═════ Source text
Merge tag 'perf-tools-for-v5.10-2020-10-15' of git://git.kernel.org/pub/scm/linux/kernel/git/acme/linux

Pull perf tools updates from Arnaldo Carvalho de Melo:

 - cgroup improvements for 'perf stat', allowing for compact
   specification of events and cgroups in the command line.

 - Support per thread topdown metrics in 'perf stat'.

 - Support sample-read topdown metric group in 'perf record'

 - Show start of latency in addition to its start in 'perf sched
   latency'.

 - Add min, max to 'perf script' futex-contention output, in addition to
   avg.

 - Allow usage of 'perf_event_attr->exclusive' attribute via the new
   ':e' event modifier.

 - Add 'snapshot' command to 'perf record --control', using it with
   Intel PT.

 - Support FIFO file names as alternative options to 'perf record
   --control'.

 - Introduce branch history "streams", to compare 'perf record' runs
   with 'perf diff' based on branch records and report hot streams.

 - Support PE executable symbol tables using libbfd, to profile, for
   instance, wine binaries.

 - Add filter support for option 'perf ftrace -F/--funcs'.

 - Allow configuring the 'disassembler_style' 'perf annotate' knob via
   'perf config'

 - Update CascadelakeX and SkylakeX JSON vendor events files.

 - Add support for parsing perchip/percore JSON vendor events.

 - Add power9 hv_24x7 core level metric events.

 - Add L2 prefetch, ITLB instruction fetch hits JSON events for AMD
   zen1.

 - Enable Family 19h users by matching Zen2 AMD vendor events.

 - Use debuginfod in 'perf probe' when required debug files not found
   locally.

 - Display negative tid in non-sample events in 'perf script'.

 - Make GTK2 support opt-in

 - Add build test with GTK+

 - Add missing -lzstd to the fast path feature detection

 - Add scripts to auto generate 'mmap', 'mremap' string<->id tables for
   use in 'perf trace'.

 - Show python test script in verbose mode.

 - Fix uncore metric expressions

 - Msan uninitialized use fixes.

 - Use condition variables in 'perf bench numa'

 - Autodetect python3 binary in systems without python2.

 - Support md5 build ids in addition to sha1.

 - Add build id 'perf test' regression test.

 - Fix printable strings in python3 scripts.

 - Fix off by ones in 'perf trace' in arches using libaudit.

 - Fix JSON event code for events referencing std arch events.
══════════
» **Objective 1**
Rewrite the perf tools changelog, everything from "- Add scripts" down to "uninitialized use fixes.", with "verbose" replaced by "debug".
═════ Data entries
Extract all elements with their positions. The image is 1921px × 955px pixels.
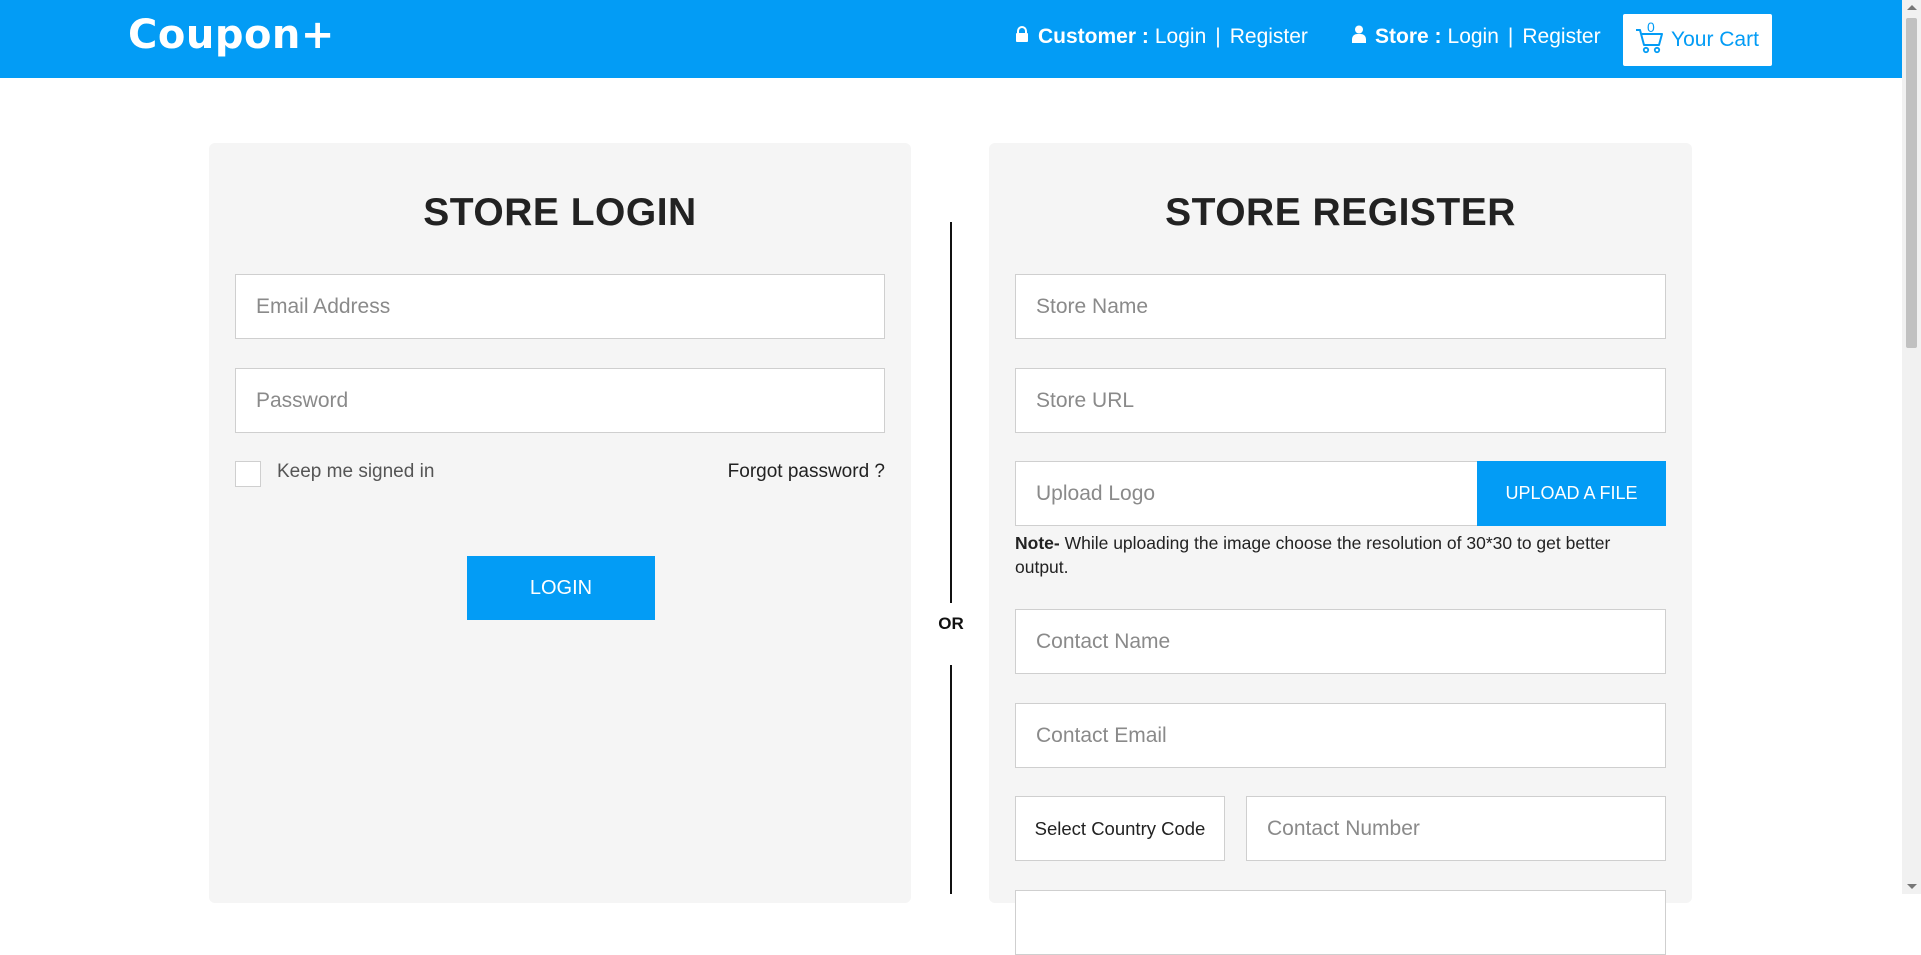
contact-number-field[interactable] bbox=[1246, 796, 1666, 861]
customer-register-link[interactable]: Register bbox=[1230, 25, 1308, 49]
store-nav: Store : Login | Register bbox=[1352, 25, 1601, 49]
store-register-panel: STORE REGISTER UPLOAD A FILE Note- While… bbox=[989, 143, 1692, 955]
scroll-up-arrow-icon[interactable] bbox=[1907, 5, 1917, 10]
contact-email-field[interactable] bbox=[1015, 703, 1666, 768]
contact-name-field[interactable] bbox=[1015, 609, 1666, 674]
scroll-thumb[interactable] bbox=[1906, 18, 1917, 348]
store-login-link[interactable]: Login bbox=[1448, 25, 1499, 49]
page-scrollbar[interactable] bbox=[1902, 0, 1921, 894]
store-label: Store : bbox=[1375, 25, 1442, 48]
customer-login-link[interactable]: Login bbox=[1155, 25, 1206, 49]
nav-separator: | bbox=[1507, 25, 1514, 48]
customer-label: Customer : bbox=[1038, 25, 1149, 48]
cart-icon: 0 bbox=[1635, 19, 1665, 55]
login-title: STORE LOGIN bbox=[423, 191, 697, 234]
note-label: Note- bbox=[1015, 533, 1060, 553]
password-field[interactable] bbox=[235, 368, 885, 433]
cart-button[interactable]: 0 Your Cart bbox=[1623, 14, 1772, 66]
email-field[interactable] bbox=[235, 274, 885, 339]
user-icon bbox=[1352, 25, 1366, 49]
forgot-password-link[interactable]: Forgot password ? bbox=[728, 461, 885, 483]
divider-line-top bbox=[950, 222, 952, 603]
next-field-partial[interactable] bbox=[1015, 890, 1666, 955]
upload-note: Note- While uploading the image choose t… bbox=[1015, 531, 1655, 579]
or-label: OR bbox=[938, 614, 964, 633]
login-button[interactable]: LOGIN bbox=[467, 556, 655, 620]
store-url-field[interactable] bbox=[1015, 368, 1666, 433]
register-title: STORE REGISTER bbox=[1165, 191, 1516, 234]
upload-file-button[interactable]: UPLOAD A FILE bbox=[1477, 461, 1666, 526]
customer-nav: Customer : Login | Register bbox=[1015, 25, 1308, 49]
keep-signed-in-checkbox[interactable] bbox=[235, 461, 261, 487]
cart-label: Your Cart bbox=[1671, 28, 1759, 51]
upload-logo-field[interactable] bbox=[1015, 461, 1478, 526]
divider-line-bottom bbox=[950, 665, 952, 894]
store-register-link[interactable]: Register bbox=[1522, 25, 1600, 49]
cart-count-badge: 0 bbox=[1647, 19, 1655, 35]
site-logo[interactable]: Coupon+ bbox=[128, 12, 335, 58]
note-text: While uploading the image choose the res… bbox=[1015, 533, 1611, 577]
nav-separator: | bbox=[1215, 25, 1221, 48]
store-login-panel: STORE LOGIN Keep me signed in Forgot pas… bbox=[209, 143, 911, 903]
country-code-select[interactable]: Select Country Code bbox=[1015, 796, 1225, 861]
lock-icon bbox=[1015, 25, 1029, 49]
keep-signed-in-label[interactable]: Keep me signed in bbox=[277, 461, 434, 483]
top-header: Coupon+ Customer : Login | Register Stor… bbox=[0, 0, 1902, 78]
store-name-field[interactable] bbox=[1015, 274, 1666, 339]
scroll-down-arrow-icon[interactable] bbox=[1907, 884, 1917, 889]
══════════
» **Objective 2**
Pick out every line of the entries that contains the string "cart", treating uppercase and lowercase as different.

» **Worked solution 1**
- Add scripts to auto generate 'mmap', 'mremap' string<->id tables for
   use in 'perf trace'.

 - Show python test script in debug mode.

 - Fix uncore metric expressions

 - Msan uninitialized use fixes.

» **Worked solution 2**
cart-icon: 0 bbox=[1635, 19, 1665, 55]
cart-button[interactable]: 0 Your Cart bbox=[1623, 14, 1772, 66]
cart-label: Your Cart bbox=[1671, 28, 1759, 51]
cart-count-badge: 0 bbox=[1647, 19, 1655, 35]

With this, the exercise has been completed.